* [Problem to work on]: Reproduce verbatim the stretch of the listing from its beginning through the line containing "Polygon shape — [312, 65, 530, 206]", both ends included.

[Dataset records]
◇ ◇ ◇ ◇ ◇ ◇ ◇

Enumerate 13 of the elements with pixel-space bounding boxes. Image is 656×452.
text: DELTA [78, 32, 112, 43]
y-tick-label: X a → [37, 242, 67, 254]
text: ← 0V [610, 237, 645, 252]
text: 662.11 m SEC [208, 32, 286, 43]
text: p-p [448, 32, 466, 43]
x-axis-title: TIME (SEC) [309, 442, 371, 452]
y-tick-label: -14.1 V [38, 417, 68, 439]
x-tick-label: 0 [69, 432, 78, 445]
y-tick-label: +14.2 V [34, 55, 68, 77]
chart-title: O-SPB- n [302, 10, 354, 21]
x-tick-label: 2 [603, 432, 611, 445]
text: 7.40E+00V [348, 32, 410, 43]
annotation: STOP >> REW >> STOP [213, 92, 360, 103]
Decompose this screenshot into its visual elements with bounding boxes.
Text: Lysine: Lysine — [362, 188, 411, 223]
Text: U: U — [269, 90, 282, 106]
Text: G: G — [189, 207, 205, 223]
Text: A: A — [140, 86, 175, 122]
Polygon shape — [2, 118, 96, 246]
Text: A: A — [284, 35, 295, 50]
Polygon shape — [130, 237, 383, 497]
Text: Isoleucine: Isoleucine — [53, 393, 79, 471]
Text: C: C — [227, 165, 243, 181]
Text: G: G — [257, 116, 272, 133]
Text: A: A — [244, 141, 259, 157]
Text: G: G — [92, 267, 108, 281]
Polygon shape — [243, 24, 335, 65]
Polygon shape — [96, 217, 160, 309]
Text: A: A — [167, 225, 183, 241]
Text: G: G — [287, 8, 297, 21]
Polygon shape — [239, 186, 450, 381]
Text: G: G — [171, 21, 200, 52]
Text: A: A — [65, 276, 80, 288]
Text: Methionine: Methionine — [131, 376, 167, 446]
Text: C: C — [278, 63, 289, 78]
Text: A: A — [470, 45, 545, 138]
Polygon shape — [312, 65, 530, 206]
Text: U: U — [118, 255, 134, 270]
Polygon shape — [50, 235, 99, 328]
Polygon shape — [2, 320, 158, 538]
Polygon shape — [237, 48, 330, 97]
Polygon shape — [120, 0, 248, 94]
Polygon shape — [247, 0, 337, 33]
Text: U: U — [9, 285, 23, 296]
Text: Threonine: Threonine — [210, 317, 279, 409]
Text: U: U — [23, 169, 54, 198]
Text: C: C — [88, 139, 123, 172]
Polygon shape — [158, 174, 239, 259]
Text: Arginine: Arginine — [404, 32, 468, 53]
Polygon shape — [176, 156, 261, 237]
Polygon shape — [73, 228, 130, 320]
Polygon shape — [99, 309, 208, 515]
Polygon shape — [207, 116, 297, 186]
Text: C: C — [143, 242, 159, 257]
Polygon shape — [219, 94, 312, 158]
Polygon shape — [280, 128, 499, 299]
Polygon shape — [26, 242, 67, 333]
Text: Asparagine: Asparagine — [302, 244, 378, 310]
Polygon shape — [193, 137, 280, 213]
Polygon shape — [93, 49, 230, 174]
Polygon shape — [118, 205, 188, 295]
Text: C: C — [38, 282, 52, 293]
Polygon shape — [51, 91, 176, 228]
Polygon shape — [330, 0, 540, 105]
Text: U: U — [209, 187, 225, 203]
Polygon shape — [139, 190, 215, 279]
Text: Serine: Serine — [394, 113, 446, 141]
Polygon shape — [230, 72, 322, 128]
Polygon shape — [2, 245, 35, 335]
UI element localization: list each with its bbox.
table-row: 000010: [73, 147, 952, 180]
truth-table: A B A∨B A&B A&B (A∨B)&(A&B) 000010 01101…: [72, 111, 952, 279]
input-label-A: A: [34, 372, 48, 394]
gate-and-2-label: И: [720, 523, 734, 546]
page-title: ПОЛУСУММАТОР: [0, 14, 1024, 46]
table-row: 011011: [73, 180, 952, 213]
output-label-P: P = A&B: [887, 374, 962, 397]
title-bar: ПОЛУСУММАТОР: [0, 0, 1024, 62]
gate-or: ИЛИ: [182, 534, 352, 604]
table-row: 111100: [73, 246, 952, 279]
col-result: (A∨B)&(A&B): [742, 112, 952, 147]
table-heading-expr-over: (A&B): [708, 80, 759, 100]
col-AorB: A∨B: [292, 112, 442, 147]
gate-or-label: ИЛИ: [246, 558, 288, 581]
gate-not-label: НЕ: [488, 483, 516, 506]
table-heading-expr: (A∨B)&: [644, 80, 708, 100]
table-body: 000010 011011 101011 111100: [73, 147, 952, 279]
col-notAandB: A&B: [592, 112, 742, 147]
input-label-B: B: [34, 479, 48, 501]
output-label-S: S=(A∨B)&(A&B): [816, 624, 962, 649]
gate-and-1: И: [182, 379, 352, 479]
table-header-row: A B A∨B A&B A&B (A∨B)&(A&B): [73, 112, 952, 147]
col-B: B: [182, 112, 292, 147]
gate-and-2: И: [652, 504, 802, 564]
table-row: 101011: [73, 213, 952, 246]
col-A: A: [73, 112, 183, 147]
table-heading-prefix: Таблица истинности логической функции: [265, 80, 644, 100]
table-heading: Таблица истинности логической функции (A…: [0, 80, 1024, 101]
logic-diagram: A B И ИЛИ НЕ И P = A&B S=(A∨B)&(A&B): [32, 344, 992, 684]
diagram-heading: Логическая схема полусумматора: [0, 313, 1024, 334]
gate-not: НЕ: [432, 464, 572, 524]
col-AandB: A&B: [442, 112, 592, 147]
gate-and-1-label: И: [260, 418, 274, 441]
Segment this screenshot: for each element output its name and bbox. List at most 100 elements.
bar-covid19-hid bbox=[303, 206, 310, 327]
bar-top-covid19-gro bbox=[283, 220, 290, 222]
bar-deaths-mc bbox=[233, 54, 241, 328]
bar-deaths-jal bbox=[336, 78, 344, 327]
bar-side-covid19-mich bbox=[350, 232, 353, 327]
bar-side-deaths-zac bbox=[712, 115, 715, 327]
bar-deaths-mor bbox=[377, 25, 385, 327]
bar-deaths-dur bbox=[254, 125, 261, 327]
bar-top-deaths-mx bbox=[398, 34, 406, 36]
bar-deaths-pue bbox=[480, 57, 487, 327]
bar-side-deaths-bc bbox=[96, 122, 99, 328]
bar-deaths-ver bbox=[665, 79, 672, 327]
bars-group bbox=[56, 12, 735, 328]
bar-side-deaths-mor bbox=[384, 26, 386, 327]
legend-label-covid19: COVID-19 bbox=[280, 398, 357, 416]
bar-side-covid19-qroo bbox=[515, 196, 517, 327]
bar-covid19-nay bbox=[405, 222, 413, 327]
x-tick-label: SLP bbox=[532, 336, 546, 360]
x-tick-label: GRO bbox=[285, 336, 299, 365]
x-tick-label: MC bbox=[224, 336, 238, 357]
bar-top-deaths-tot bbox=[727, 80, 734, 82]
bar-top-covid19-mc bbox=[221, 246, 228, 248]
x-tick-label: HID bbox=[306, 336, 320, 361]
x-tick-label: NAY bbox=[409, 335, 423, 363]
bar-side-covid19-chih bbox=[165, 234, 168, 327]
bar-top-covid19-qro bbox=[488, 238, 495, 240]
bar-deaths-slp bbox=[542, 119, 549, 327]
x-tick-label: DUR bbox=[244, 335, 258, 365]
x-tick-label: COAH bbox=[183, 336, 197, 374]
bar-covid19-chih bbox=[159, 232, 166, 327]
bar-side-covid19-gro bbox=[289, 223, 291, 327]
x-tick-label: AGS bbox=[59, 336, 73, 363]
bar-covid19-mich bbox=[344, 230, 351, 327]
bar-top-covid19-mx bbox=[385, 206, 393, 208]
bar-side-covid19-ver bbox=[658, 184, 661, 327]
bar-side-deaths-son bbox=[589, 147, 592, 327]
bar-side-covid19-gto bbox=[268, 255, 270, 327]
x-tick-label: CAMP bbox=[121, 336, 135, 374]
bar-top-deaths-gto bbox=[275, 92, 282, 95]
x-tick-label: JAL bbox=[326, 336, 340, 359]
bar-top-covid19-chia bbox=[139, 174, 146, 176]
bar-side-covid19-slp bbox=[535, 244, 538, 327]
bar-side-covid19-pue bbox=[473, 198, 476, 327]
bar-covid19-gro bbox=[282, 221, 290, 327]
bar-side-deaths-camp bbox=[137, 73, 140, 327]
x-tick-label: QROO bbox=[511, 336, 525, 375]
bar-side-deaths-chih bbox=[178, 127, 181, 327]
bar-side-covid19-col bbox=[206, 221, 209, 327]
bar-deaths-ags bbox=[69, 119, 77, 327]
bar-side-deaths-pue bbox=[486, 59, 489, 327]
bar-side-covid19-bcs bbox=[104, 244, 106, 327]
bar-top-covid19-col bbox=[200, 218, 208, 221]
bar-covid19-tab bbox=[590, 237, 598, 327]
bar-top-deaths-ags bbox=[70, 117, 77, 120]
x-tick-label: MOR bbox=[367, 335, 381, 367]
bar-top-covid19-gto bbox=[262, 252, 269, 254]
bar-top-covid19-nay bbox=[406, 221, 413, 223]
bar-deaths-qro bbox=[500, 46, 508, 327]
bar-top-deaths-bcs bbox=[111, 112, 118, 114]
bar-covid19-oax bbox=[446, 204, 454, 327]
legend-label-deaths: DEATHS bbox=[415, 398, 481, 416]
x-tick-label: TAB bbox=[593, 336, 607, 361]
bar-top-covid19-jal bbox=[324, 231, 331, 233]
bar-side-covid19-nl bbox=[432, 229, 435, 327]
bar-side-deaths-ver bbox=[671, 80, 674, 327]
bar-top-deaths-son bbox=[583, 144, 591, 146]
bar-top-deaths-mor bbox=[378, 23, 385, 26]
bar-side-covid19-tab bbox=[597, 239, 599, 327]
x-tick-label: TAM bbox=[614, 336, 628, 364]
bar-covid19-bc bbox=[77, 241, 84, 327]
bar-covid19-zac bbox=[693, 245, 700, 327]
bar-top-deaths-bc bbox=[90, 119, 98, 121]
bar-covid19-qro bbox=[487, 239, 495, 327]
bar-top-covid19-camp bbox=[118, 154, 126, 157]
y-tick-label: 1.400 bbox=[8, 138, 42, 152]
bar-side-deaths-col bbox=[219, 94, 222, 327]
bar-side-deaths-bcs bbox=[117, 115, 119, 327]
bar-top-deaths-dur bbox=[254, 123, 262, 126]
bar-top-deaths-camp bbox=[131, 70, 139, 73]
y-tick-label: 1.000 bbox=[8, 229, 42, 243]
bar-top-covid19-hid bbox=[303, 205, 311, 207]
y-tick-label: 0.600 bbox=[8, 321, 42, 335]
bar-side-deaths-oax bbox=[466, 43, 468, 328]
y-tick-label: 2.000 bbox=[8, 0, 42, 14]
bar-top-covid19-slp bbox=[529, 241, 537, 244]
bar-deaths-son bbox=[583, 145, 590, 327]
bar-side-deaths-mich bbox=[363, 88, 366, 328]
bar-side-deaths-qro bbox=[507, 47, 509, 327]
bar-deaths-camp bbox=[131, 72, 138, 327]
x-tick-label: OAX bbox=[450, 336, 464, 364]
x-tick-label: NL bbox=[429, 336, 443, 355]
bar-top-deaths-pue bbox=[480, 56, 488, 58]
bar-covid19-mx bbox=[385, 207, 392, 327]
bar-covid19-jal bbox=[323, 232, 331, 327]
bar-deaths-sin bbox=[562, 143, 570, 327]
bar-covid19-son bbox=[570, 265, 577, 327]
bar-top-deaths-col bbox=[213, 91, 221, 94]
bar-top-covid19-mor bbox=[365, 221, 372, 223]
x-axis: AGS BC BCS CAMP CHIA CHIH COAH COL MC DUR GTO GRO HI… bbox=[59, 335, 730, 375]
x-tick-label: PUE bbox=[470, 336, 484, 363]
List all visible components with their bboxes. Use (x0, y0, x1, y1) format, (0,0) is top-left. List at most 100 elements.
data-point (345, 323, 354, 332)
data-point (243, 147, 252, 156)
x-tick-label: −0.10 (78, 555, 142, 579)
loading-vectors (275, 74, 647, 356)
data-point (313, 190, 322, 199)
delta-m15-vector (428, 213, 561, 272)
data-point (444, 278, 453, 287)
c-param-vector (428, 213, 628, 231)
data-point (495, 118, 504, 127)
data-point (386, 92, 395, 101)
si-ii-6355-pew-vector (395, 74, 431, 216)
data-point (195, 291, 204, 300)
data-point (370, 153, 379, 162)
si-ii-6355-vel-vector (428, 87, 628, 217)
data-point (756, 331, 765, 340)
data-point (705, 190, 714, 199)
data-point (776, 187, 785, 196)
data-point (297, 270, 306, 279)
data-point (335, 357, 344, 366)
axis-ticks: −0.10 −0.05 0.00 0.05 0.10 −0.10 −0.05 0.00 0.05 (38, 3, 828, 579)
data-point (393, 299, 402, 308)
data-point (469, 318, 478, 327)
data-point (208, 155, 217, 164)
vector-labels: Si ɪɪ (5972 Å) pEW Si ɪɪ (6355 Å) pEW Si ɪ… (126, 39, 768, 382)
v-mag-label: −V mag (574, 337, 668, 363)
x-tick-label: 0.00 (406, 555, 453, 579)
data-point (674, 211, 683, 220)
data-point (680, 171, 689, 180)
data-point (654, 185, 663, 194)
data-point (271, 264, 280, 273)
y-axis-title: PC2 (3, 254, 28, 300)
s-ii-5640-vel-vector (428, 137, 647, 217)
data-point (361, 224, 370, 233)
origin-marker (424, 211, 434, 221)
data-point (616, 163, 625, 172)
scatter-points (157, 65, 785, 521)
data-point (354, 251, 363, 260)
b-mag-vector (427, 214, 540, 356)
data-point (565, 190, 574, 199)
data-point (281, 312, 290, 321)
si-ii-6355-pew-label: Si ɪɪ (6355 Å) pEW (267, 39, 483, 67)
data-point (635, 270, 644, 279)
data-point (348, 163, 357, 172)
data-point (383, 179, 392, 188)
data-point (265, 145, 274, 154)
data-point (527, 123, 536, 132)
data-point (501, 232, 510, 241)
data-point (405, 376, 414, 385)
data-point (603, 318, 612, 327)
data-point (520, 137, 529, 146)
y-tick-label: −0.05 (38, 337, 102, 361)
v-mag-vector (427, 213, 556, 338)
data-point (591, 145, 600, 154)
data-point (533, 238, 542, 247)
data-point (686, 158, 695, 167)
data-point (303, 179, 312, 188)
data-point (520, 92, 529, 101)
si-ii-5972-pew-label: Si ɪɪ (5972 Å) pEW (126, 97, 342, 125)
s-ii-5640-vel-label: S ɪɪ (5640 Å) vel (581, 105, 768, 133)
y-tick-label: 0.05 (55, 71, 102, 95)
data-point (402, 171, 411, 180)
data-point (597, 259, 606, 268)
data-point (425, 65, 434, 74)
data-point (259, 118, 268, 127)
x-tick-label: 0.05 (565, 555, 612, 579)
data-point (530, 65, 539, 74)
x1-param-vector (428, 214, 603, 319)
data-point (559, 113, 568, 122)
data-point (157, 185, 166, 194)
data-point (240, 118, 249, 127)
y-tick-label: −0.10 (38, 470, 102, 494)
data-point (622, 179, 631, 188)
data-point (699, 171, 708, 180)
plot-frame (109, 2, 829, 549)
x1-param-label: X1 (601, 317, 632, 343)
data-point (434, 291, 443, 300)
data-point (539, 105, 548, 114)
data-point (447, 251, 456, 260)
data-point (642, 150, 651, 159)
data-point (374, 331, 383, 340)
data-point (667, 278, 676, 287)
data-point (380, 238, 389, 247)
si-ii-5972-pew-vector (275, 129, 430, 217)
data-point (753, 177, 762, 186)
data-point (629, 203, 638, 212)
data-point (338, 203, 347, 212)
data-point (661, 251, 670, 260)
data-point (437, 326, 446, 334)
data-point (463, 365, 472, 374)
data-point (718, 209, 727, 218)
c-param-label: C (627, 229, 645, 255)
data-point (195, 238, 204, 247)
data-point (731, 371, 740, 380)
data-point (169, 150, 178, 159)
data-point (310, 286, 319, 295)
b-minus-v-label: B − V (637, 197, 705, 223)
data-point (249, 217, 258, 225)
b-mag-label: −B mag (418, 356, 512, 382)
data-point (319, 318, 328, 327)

◇ ◇ ◇ ◇ ◇ ◇ ◇

* [Response]:
Enumerate 13 of the elements with pixel-space bounding boxes. Image is 656×452.
text: DELTA [78, 32, 112, 43]
y-tick-label: X a → [37, 242, 67, 254]
text: ← 0V [610, 237, 645, 252]
text: 662.11 m SEC [208, 32, 286, 43]
text: p-p [448, 32, 466, 43]
x-axis-title: TIME (SEC) [309, 442, 371, 452]
y-tick-label: -14.1 V [38, 417, 68, 439]
x-tick-label: 0 [69, 432, 78, 445]
y-tick-label: +14.2 V [34, 55, 68, 77]
chart-title: O-SPB- n [302, 10, 354, 21]
x-tick-label: 2 [603, 432, 611, 445]
text: 7.40E+00V [348, 32, 410, 43]
annotation: STOP >> REW >> STOP [213, 92, 360, 103]
Decompose this screenshot into its visual elements with bounding boxes.
Text: Lysine: Lysine — [362, 188, 411, 223]
Text: U: U — [269, 90, 282, 106]
Text: G: G — [189, 207, 205, 223]
Text: A: A — [140, 86, 175, 122]
Polygon shape — [2, 118, 96, 246]
Text: A: A — [284, 35, 295, 50]
Polygon shape — [130, 237, 383, 497]
Text: Isoleucine: Isoleucine — [53, 393, 79, 471]
Text: C: C — [227, 165, 243, 181]
Text: G: G — [257, 116, 272, 133]
Text: A: A — [244, 141, 259, 157]
Text: G: G — [92, 267, 108, 281]
Polygon shape — [243, 24, 335, 65]
Polygon shape — [96, 217, 160, 309]
Text: A: A — [167, 225, 183, 241]
Text: G: G — [287, 8, 297, 21]
Polygon shape — [239, 186, 450, 381]
Text: G: G — [171, 21, 200, 52]
Text: A: A — [65, 276, 80, 288]
Text: Methionine: Methionine — [131, 376, 167, 446]
Text: C: C — [278, 63, 289, 78]
Text: A: A — [470, 45, 545, 138]
Polygon shape — [312, 65, 530, 206]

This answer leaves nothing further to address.